[Dataset items]
────────────────

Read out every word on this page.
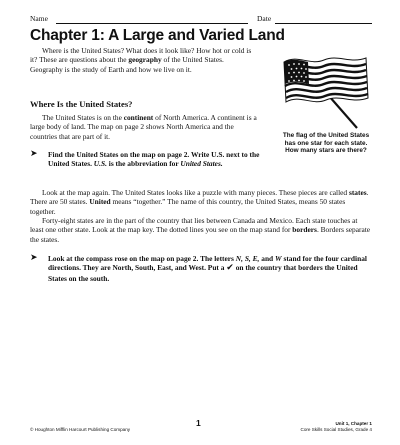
Name	Date
Chapter 1: A Large and Varied Land
Where is the United States? What does it look like? How hot or cold is it? These are questions about the geography of the United States. Geography is the study of Earth and how we live on it.
Where Is the United States?
The United States is on the continent of North America. A continent is a large body of land. The map on page 2 shows North America and the countries that are part of it.
➤ Find the United States on the map on page 2. Write U.S. next to the United States. U.S. is the abbreviation for United States.
The flag of the United States has one star for each state. How many stars are there?
Look at the map again. The United States looks like a puzzle with many pieces. These pieces are called states. There are 50 states. United means “together.” The name of this country, the United States, means 50 states together.
Forty-eight states are in the part of the country that lies between Canada and Mexico. Each state touches at least one other state. Look at the map key. The dotted lines you see on the map stand for borders. Borders separate the states.
➤ Look at the compass rose on the map on page 2. The letters N, S, E, and W stand for the four cardinal directions. They are North, South, East, and West. Put a ✔ on the country that borders the United States on the south.
© Houghton Mifflin Harcourt Publishing Company
1	Unit 1, Chapter 1
Core Skills Social Studies, Grade 4
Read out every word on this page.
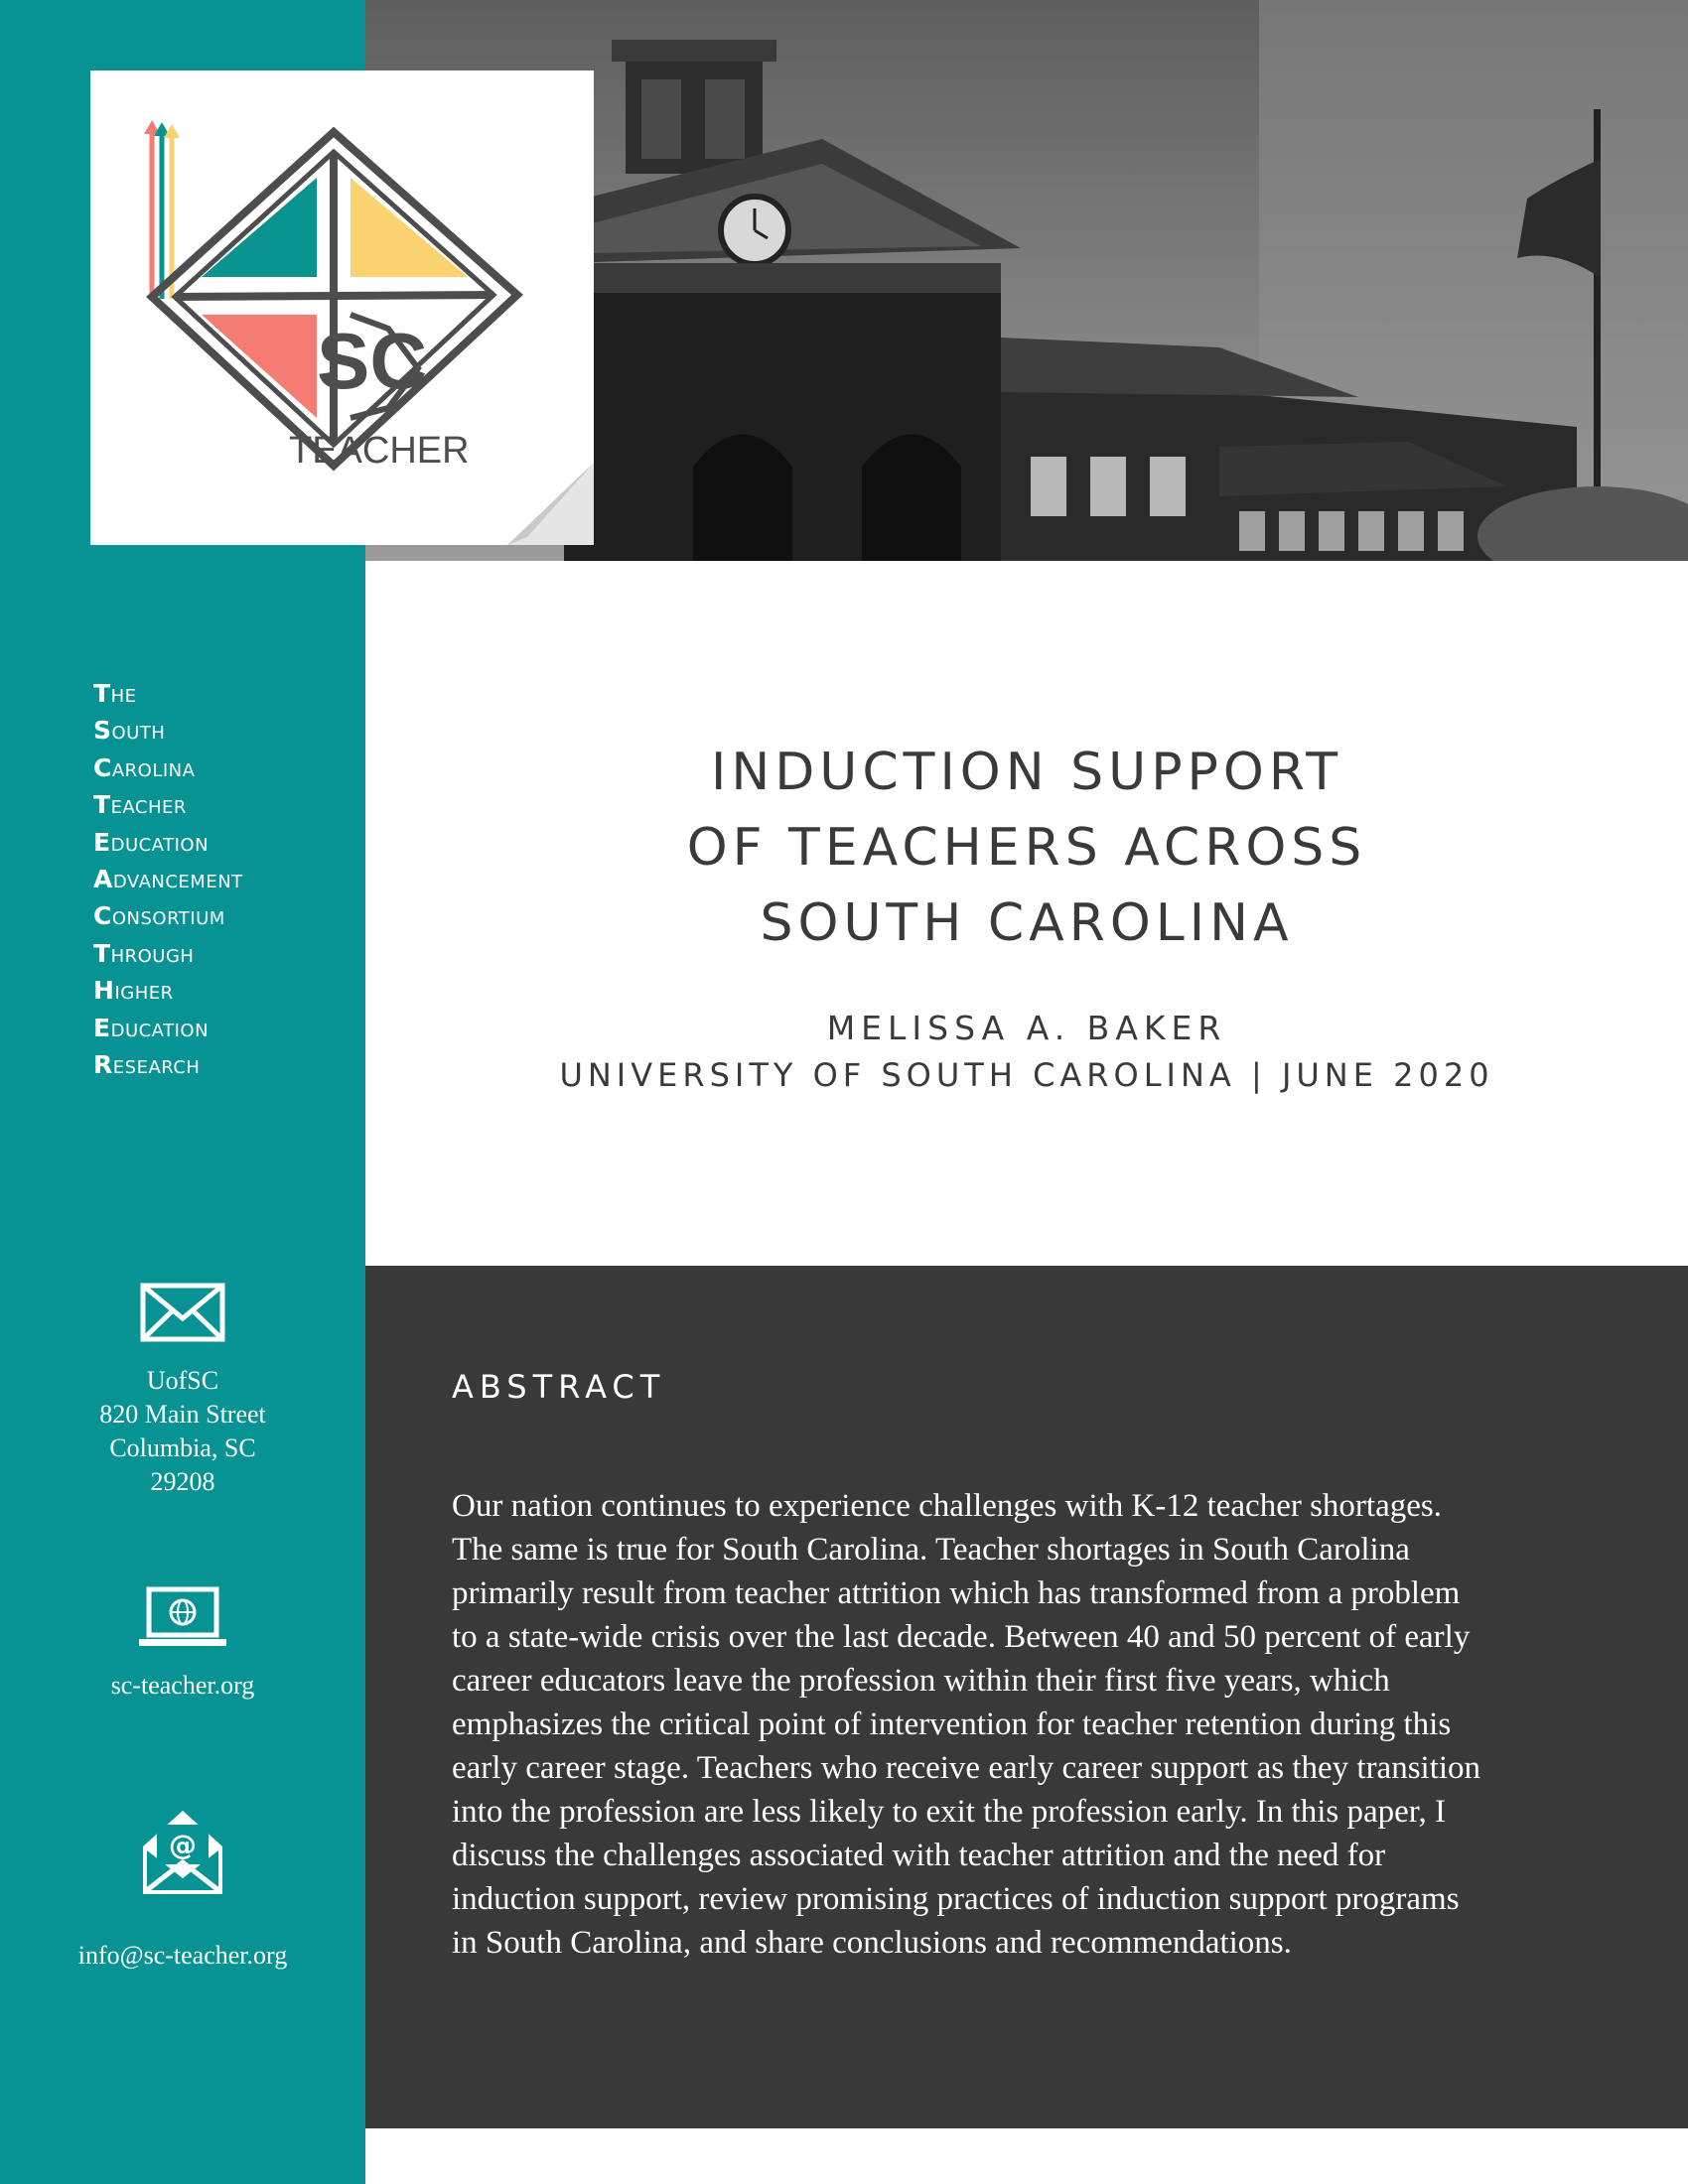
SC
TEACHER
The
South
Carolina
Teacher
Education
Advancement
Consortium
Through
Higher
Education
Research
UofSC
820 Main Street
Columbia, SC
29208
sc-teacher.org
@
info@sc-teacher.org
INDUCTION SUPPORT
OF TEACHERS ACROSS
SOUTH CAROLINA
MELISSA A. BAKER
UNIVERSITY OF SOUTH CAROLINA | JUNE 2020
ABSTRACT
Our nation continues to experience challenges with K-12 teacher shortages.
The same is true for South Carolina. Teacher shortages in South Carolina
primarily result from teacher attrition which has transformed from a problem
to a state-wide crisis over the last decade. Between 40 and 50 percent of early
career educators leave the profession within their first five years, which
emphasizes the critical point of intervention for teacher retention during this
early career stage. Teachers who receive early career support as they transition
into the profession are less likely to exit the profession early. In this paper, I
discuss the challenges associated with teacher attrition and the need for
induction support, review promising practices of induction support programs
in South Carolina, and share conclusions and recommendations.
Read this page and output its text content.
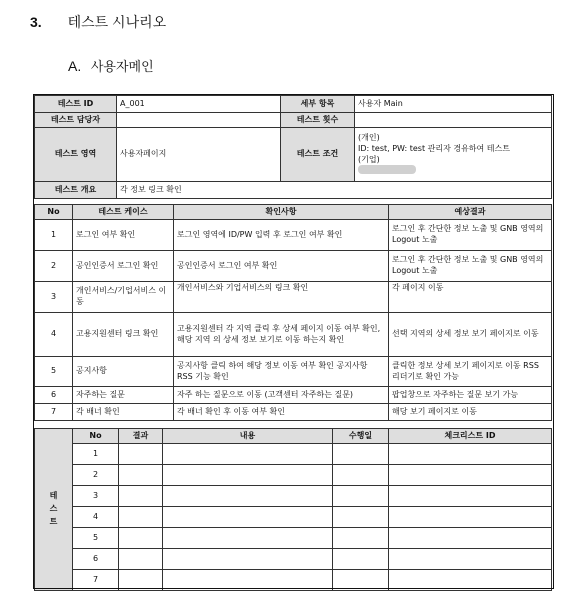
3. 테스트 시나리오
A. 사용자메인
테스트 ID	A_001	세부 항목	사용자 Main
테스트 담당자		테스트 횟수	
테스트 영역	사용자페이지	테스트 조건	(개인)
ID: test, PW: test 관리자 경유하여 테스트
(기업)

테스트 개요	각 정보 링크 확인		
No	테스트 케이스	확인사항	예상결과
1	로그인 여부 확인	로그인 영역에 ID/PW 입력 후 로그인 여부 확인	로그인 후 간단한 정보 노출 및 GNB 영역의 Logout 노출
2	공인인증서 로그인 확인	공인인증서 로그인 여부 확인	로그인 후 간단한 정보 노출 및 GNB 영역의 Logout 노출
3	개인서비스/기업서비스 이동	개인서비스와 기업서비스의 링크 확인	각 페이지 이동
4	고용지원센터 링크 확인	고용지원센터 각 지역 클릭 후 상세 페이지 이동 여부 확인, 해당 지역 의 상세 정보 보기로 이동 하는지 확인	선택 지역의 상세 정보 보기 페이지로 이동
5	공지사항	공지사항 클릭 하여 해당 정보 이동 여부 확인 공지사항 RSS 기능 확인	클릭한 정보 상세 보기 페이지로 이동 RSS 리더기로 확인 가능
6	자주하는 질문	자주 하는 질문으로 이동 (고객센터 자주하는 질문)	팝업창으로 자주하는 질문 보기 가능
7	각 배너 확인	각 배너 확인 후 이동 여부 확인	해당 보기 페이지로 이동
테
스
트	No	결과	내용	수행일	체크리스트 ID
	1				
	2				
	3				
	4				
	5				
	6				
	7				
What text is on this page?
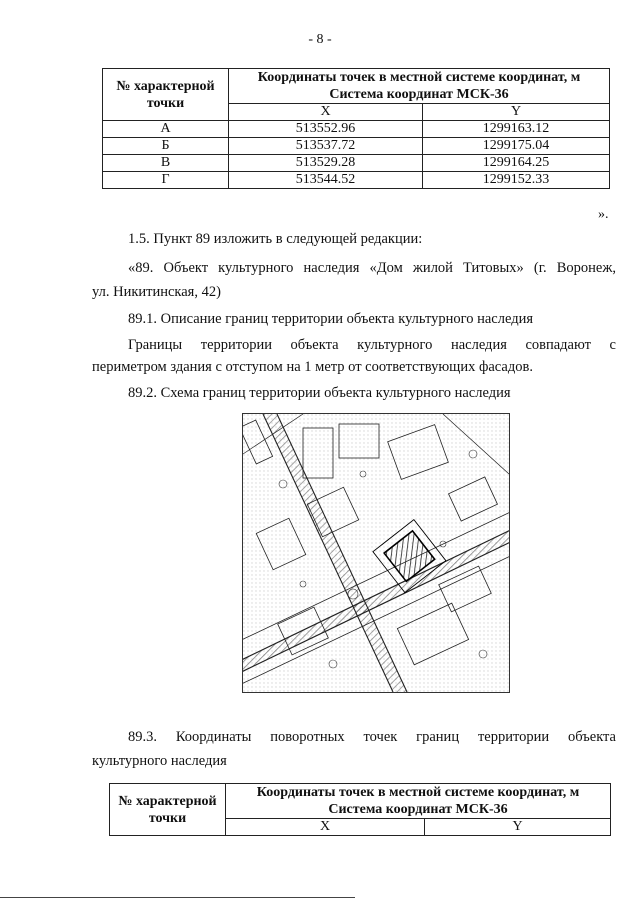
- 8 -
№ характерной точки	Координаты точек в местной системе координат, м Система координат МСК-36	
	X	Y
А	513552.96	1299163.12
Б	513537.72	1299175.04
В	513529.28	1299164.25
Г	513544.52	1299152.33
».

1.5. Пункт 89 изложить в следующей редакции:

«89. Объект культурного наследия «Дом жилой Титовых» (г. Воронеж,

ул. Никитинская, 42)

89.1. Описание границ территории объекта культурного наследия

Границы территории объекта культурного наследия совпадают с

периметром здания с отступом на 1 метр от соответствующих фасадов.

89.2. Схема границ территории объекта культурного наследия

89.3. Координаты поворотных точек границ территории объекта

культурного наследия

№ характерной точки	Координаты точек в местной системе координат, м Система координат МСК-36	
	X	Y
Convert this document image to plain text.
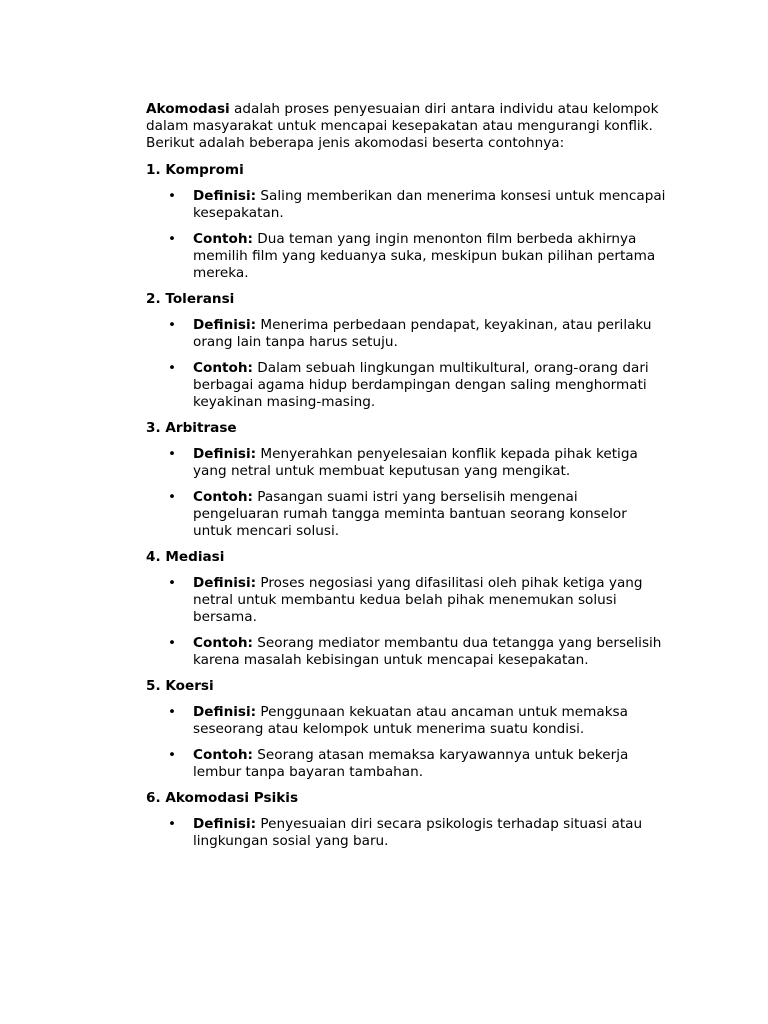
Akomodasi adalah proses penyesuaian diri antara individu atau kelompok dalam masyarakat untuk mencapai kesepakatan atau mengurangi konflik. Berikut adalah beberapa jenis akomodasi beserta contohnya:

1. Kompromi
• Definisi: Saling memberikan dan menerima konsesi untuk mencapai kesepakatan.
• Contoh: Dua teman yang ingin menonton film berbeda akhirnya memilih film yang keduanya suka, meskipun bukan pilihan pertama mereka.
2. Toleransi
• Definisi: Menerima perbedaan pendapat, keyakinan, atau perilaku orang lain tanpa harus setuju.
• Contoh: Dalam sebuah lingkungan multikultural, orang-orang dari berbagai agama hidup berdampingan dengan saling menghormati keyakinan masing-masing.
3. Arbitrase
• Definisi: Menyerahkan penyelesaian konflik kepada pihak ketiga yang netral untuk membuat keputusan yang mengikat.
• Contoh: Pasangan suami istri yang berselisih mengenai pengeluaran rumah tangga meminta bantuan seorang konselor untuk mencari solusi.
4. Mediasi
• Definisi: Proses negosiasi yang difasilitasi oleh pihak ketiga yang netral untuk membantu kedua belah pihak menemukan solusi bersama.
• Contoh: Seorang mediator membantu dua tetangga yang berselisih karena masalah kebisingan untuk mencapai kesepakatan.
5. Koersi
• Definisi: Penggunaan kekuatan atau ancaman untuk memaksa seseorang atau kelompok untuk menerima suatu kondisi.
• Contoh: Seorang atasan memaksa karyawannya untuk bekerja lembur tanpa bayaran tambahan.
6. Akomodasi Psikis
• Definisi: Penyesuaian diri secara psikologis terhadap situasi atau lingkungan sosial yang baru.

────────────────

◆ THE EXERCISE ◆
Transcribe all the data word for word; the images stay out.

◆ EXPECTED ANSWER ◆
Read out every word on this page.
Name	Date
Chapter 1: A Large and Varied Land
Where is the United States? What does it look like? How hot or cold is it? These are questions about the geography of the United States. Geography is the study of Earth and how we live on it.
Where Is the United States?
The United States is on the continent of North America. A continent is a large body of land. The map on page 2 shows North America and the countries that are part of it.
➤ Find the United States on the map on page 2. Write U.S. next to the United States. U.S. is the abbreviation for United States.
The flag of the United States has one star for each state. How many stars are there?
Look at the map again. The United States looks like a puzzle with many pieces. These pieces are called states. There are 50 states. United means “together.” The name of this country, the United States, means 50 states together.
Forty-eight states are in the part of the country that lies between Canada and Mexico. Each state touches at least one other state. Look at the map key. The dotted lines you see on the map stand for borders. Borders separate the states.
➤ Look at the compass rose on the map on page 2. The letters N, S, E, and W stand for the four cardinal directions. They are North, South, East, and West. Put a ✔ on the country that borders the United States on the south.
© Houghton Mifflin Harcourt Publishing Company
1	Unit 1, Chapter 1
Core Skills Social Studies, Grade 4
Read out every word on this page.
SC
TEACHER
The
South
Carolina
Teacher
Education
Advancement
Consortium
Through
Higher
Education
Research
UofSC
820 Main Street
Columbia, SC
29208
sc-teacher.org
@
info@sc-teacher.org
INDUCTION SUPPORT
OF TEACHERS ACROSS
SOUTH CAROLINA
MELISSA A. BAKER
UNIVERSITY OF SOUTH CAROLINA | JUNE 2020
ABSTRACT
Our nation continues to experience challenges with K-12 teacher shortages.
The same is true for South Carolina. Teacher shortages in South Carolina
primarily result from teacher attrition which has transformed from a problem
to a state-wide crisis over the last decade. Between 40 and 50 percent of early
career educators leave the profession within their first five years, which
emphasizes the critical point of intervention for teacher retention during this
early career stage. Teachers who receive early career support as they transition
into the profession are less likely to exit the profession early. In this paper, I
discuss the challenges associated with teacher attrition and the need for
induction support, review promising practices of induction support programs
in South Carolina, and share conclusions and recommendations.
Read this page and output its text content.
3. 테스트 시나리오
A. 사용자메인
테스트 ID	A_001	세부 항목	사용자 Main
테스트 담당자		테스트 횟수	
테스트 영역	사용자페이지	테스트 조건	(개인)
ID: test, PW: test 관리자 경유하여 테스트
(기업)

테스트 개요	각 정보 링크 확인		
No	테스트 케이스	확인사항	예상결과
1	로그인 여부 확인	로그인 영역에 ID/PW 입력 후 로그인 여부 확인	로그인 후 간단한 정보 노출 및 GNB 영역의 Logout 노출
2	공인인증서 로그인 확인	공인인증서 로그인 여부 확인	로그인 후 간단한 정보 노출 및 GNB 영역의 Logout 노출
3	개인서비스/기업서비스 이동	개인서비스와 기업서비스의 링크 확인	각 페이지 이동
4	고용지원센터 링크 확인	고용지원센터 각 지역 클릭 후 상세 페이지 이동 여부 확인, 해당 지역 의 상세 정보 보기로 이동 하는지 확인	선택 지역의 상세 정보 보기 페이지로 이동
5	공지사항	공지사항 클릭 하여 해당 정보 이동 여부 확인 공지사항 RSS 기능 확인	클릭한 정보 상세 보기 페이지로 이동 RSS 리더기로 확인 가능
6	자주하는 질문	자주 하는 질문으로 이동 (고객센터 자주하는 질문)	팝업창으로 자주하는 질문 보기 가능
7	각 배너 확인	각 배너 확인 후 이동 여부 확인	해당 보기 페이지로 이동
테
스
트	No	결과	내용	수행일	체크리스트 ID
	1				
	2				
	3				
	4				
	5				
	6				
	7				
What text is on this page?
- 8 -
№ характерной точки	Координаты точек в местной системе координат, м Система координат МСК-36	
	X	Y
А	513552.96	1299163.12
Б	513537.72	1299175.04
В	513529.28	1299164.25
Г	513544.52	1299152.33
».

1.5. Пункт 89 изложить в следующей редакции:

«89. Объект культурного наследия «Дом жилой Титовых» (г. Воронеж,

ул. Никитинская, 42)

89.1. Описание границ территории объекта культурного наследия

Границы территории объекта культурного наследия совпадают с

периметром здания с отступом на 1 метр от соответствующих фасадов.

89.2. Схема границ территории объекта культурного наследия

89.3. Координаты поворотных точек границ территории объекта

культурного наследия

№ характерной точки	Координаты точек в местной системе координат, м Система координат МСК-36	
	X	Y
Convert this document image to plain text.
Akomodasi adalah proses penyesuaian diri antara individu atau kelompok dalam masyarakat untuk mencapai kesepakatan atau mengurangi konflik. Berikut adalah beberapa jenis akomodasi beserta contohnya:

1. Kompromi
• Definisi: Saling memberikan dan menerima konsesi untuk mencapai kesepakatan.
• Contoh: Dua teman yang ingin menonton film berbeda akhirnya memilih film yang keduanya suka, meskipun bukan pilihan pertama mereka.
2. Toleransi
• Definisi: Menerima perbedaan pendapat, keyakinan, atau perilaku orang lain tanpa harus setuju.
• Contoh: Dalam sebuah lingkungan multikultural, orang-orang dari berbagai agama hidup berdampingan dengan saling menghormati keyakinan masing-masing.
3. Arbitrase
• Definisi: Menyerahkan penyelesaian konflik kepada pihak ketiga yang netral untuk membuat keputusan yang mengikat.
• Contoh: Pasangan suami istri yang berselisih mengenai pengeluaran rumah tangga meminta bantuan seorang konselor untuk mencari solusi.
4. Mediasi
• Definisi: Proses negosiasi yang difasilitasi oleh pihak ketiga yang netral untuk membantu kedua belah pihak menemukan solusi bersama.
• Contoh: Seorang mediator membantu dua tetangga yang berselisih karena masalah kebisingan untuk mencapai kesepakatan.
5. Koersi
• Definisi: Penggunaan kekuatan atau ancaman untuk memaksa seseorang atau kelompok untuk menerima suatu kondisi.
• Contoh: Seorang atasan memaksa karyawannya untuk bekerja lembur tanpa bayaran tambahan.
6. Akomodasi Psikis
• Definisi: Penyesuaian diri secara psikologis terhadap situasi atau lingkungan sosial yang baru.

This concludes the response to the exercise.